> **Recorded information**:
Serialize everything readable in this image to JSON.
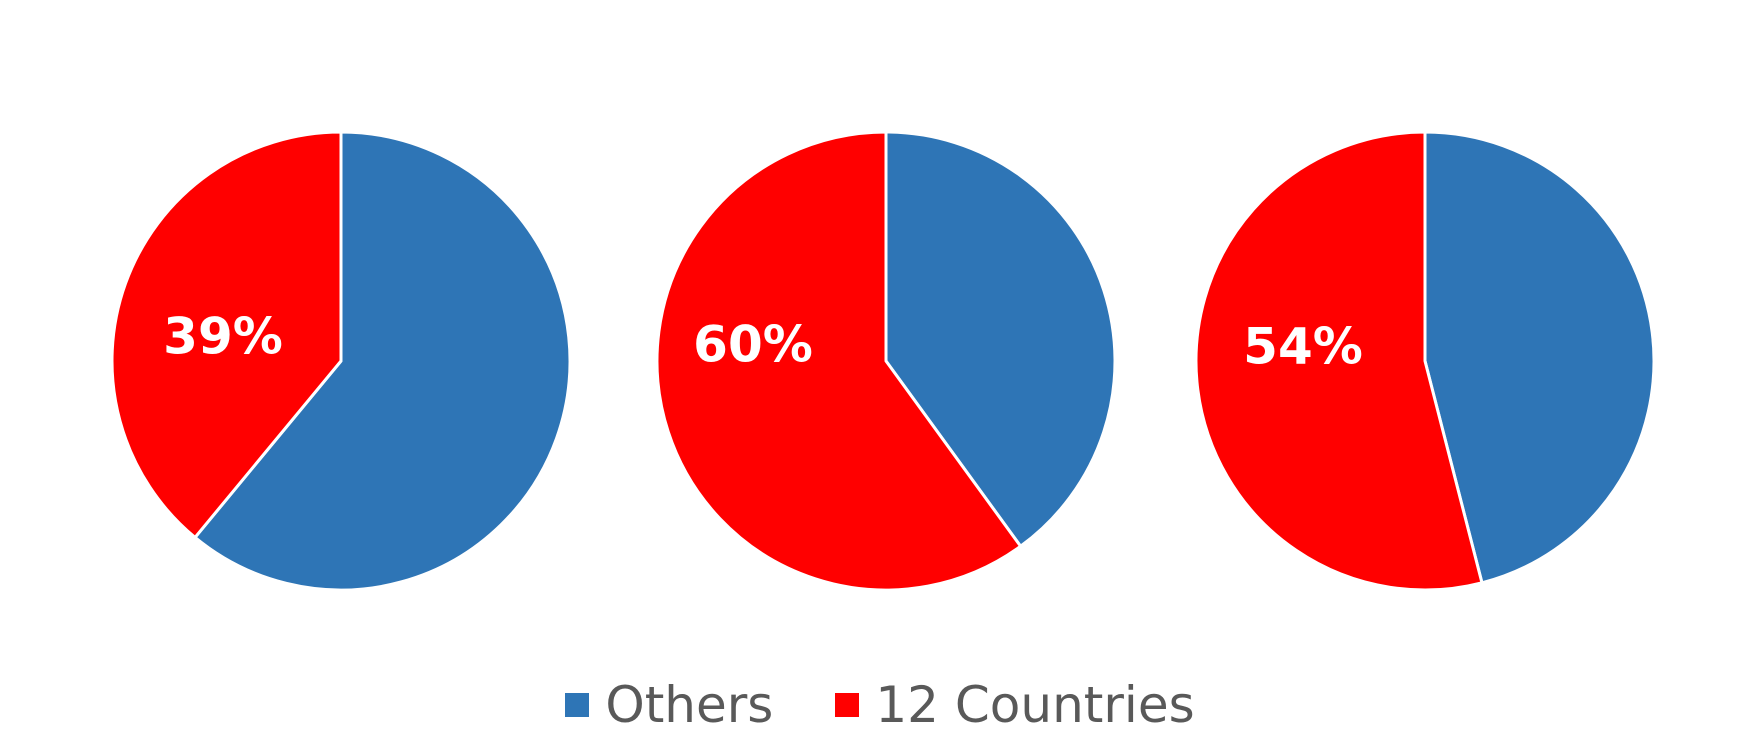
{
  "chart_data": {
    "type": "pie",
    "series_names": [
      "Others",
      "12 Countries"
    ],
    "colors": {
      "Others": "#2E75B6",
      "12 Countries": "#FF0000"
    },
    "legend_position": "bottom",
    "pies": [
      {
        "slices": [
          {
            "name": "Others",
            "value": 61
          },
          {
            "name": "12 Countries",
            "value": 39
          }
        ],
        "label": "39%"
      },
      {
        "slices": [
          {
            "name": "Others",
            "value": 40
          },
          {
            "name": "12 Countries",
            "value": 60
          }
        ],
        "label": "60%"
      },
      {
        "slices": [
          {
            "name": "Others",
            "value": 46
          },
          {
            "name": "12 Countries",
            "value": 54
          }
        ],
        "label": "54%"
      }
    ]
  },
  "legend": {
    "items": [
      {
        "label": "Others",
        "color": "#2E75B6"
      },
      {
        "label": "12 Countries",
        "color": "#FF0000"
      }
    ]
  }
}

> **Task details**: Print every entry above again without changing a word, and omit the pictures.

> **Output for this exercise**:
Serialize everything readable in this image to JSON.
{
  "chart_data": {
    "type": "pie",
    "series_names": [
      "Others",
      "12 Countries"
    ],
    "colors": {
      "Others": "#2E75B6",
      "12 Countries": "#FF0000"
    },
    "legend_position": "bottom",
    "pies": [
      {
        "slices": [
          {
            "name": "Others",
            "value": 61
          },
          {
            "name": "12 Countries",
            "value": 39
          }
        ],
        "label": "39%"
      },
      {
        "slices": [
          {
            "name": "Others",
            "value": 40
          },
          {
            "name": "12 Countries",
            "value": 60
          }
        ],
        "label": "60%"
      },
      {
        "slices": [
          {
            "name": "Others",
            "value": 46
          },
          {
            "name": "12 Countries",
            "value": 54
          }
        ],
        "label": "54%"
      }
    ]
  },
  "legend": {
    "items": [
      {
        "label": "Others",
        "color": "#2E75B6"
      },
      {
        "label": "12 Countries",
        "color": "#FF0000"
      }
    ]
  }
}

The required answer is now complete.